WHAT THE EXERCISE ASKS.
Transcribe each line of the records below exactly, excluding any embedded images.

MATERIALS PROVIDED.
=====

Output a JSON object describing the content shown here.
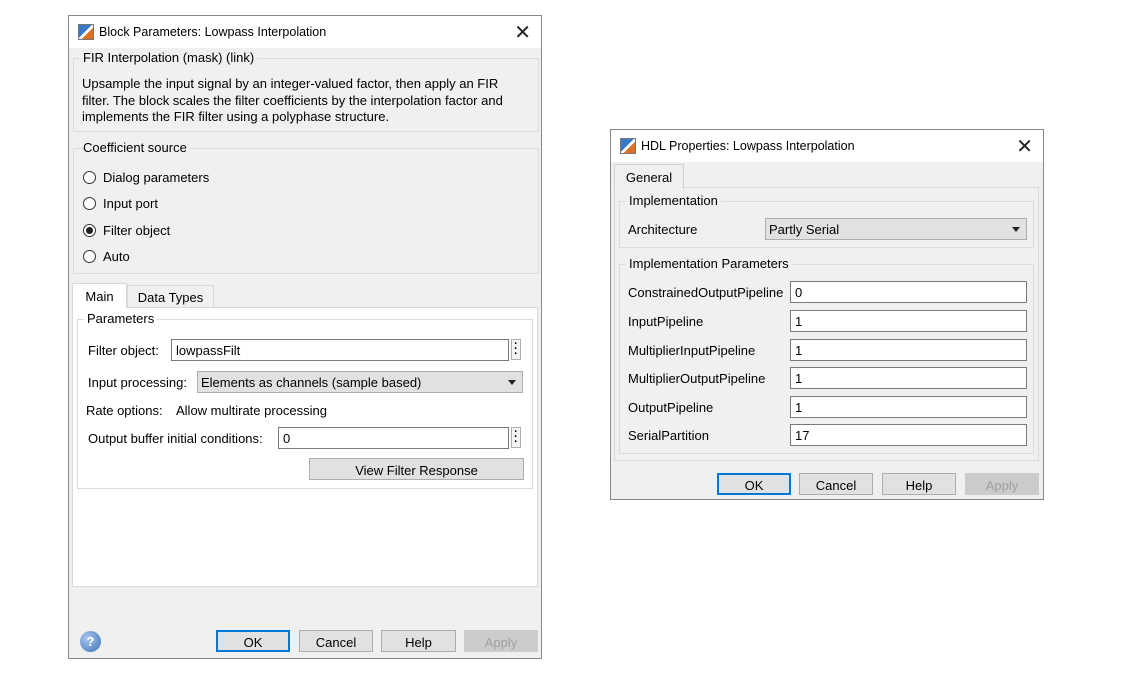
{
  "block_dialog": {
    "title": "Block Parameters: Lowpass Interpolation",
    "mask_group": "FIR Interpolation (mask) (link)",
    "description": [
      "Upsample the input signal by an integer-valued factor, then apply an FIR",
      "filter. The block scales the filter coefficients by the interpolation factor and",
      "implements the FIR filter using a polyphase structure."
    ],
    "coef_group": "Coefficient source",
    "radios": [
      {
        "label": "Dialog parameters",
        "checked": false
      },
      {
        "label": "Input port",
        "checked": false
      },
      {
        "label": "Filter object",
        "checked": true
      },
      {
        "label": "Auto",
        "checked": false
      }
    ],
    "tabs": [
      "Main",
      "Data Types"
    ],
    "params_group": "Parameters",
    "filter_object_label": "Filter object:",
    "filter_object_value": "lowpassFilt",
    "input_processing_label": "Input processing:",
    "input_processing_value": "Elements as channels (sample based)",
    "rate_options_label": "Rate options:",
    "rate_options_value": "Allow multirate processing",
    "output_buffer_label": "Output buffer initial conditions:",
    "output_buffer_value": "0",
    "view_filter_response": "View Filter Response",
    "buttons": {
      "ok": "OK",
      "cancel": "Cancel",
      "help": "Help",
      "apply": "Apply"
    },
    "help_icon": "?"
  },
  "hdl_dialog": {
    "title": "HDL Properties: Lowpass Interpolation",
    "tab": "General",
    "impl_group": "Implementation",
    "architecture_label": "Architecture",
    "architecture_value": "Partly Serial",
    "params_group": "Implementation Parameters",
    "params": [
      {
        "label": "ConstrainedOutputPipeline",
        "value": "0"
      },
      {
        "label": "InputPipeline",
        "value": "1"
      },
      {
        "label": "MultiplierInputPipeline",
        "value": "1"
      },
      {
        "label": "MultiplierOutputPipeline",
        "value": "1"
      },
      {
        "label": "OutputPipeline",
        "value": "1"
      },
      {
        "label": "SerialPartition",
        "value": "17"
      }
    ],
    "buttons": {
      "ok": "OK",
      "cancel": "Cancel",
      "help": "Help",
      "apply": "Apply"
    }
  }
}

=====

EXERCISE ANSWER.
Output a JSON object describing the content shown here.
{
  "block_dialog": {
    "title": "Block Parameters: Lowpass Interpolation",
    "mask_group": "FIR Interpolation (mask) (link)",
    "description": [
      "Upsample the input signal by an integer-valued factor, then apply an FIR",
      "filter. The block scales the filter coefficients by the interpolation factor and",
      "implements the FIR filter using a polyphase structure."
    ],
    "coef_group": "Coefficient source",
    "radios": [
      {
        "label": "Dialog parameters",
        "checked": false
      },
      {
        "label": "Input port",
        "checked": false
      },
      {
        "label": "Filter object",
        "checked": true
      },
      {
        "label": "Auto",
        "checked": false
      }
    ],
    "tabs": [
      "Main",
      "Data Types"
    ],
    "params_group": "Parameters",
    "filter_object_label": "Filter object:",
    "filter_object_value": "lowpassFilt",
    "input_processing_label": "Input processing:",
    "input_processing_value": "Elements as channels (sample based)",
    "rate_options_label": "Rate options:",
    "rate_options_value": "Allow multirate processing",
    "output_buffer_label": "Output buffer initial conditions:",
    "output_buffer_value": "0",
    "view_filter_response": "View Filter Response",
    "buttons": {
      "ok": "OK",
      "cancel": "Cancel",
      "help": "Help",
      "apply": "Apply"
    },
    "help_icon": "?"
  },
  "hdl_dialog": {
    "title": "HDL Properties: Lowpass Interpolation",
    "tab": "General",
    "impl_group": "Implementation",
    "architecture_label": "Architecture",
    "architecture_value": "Partly Serial",
    "params_group": "Implementation Parameters",
    "params": [
      {
        "label": "ConstrainedOutputPipeline",
        "value": "0"
      },
      {
        "label": "InputPipeline",
        "value": "1"
      },
      {
        "label": "MultiplierInputPipeline",
        "value": "1"
      },
      {
        "label": "MultiplierOutputPipeline",
        "value": "1"
      },
      {
        "label": "OutputPipeline",
        "value": "1"
      },
      {
        "label": "SerialPartition",
        "value": "17"
      }
    ],
    "buttons": {
      "ok": "OK",
      "cancel": "Cancel",
      "help": "Help",
      "apply": "Apply"
    }
  }
}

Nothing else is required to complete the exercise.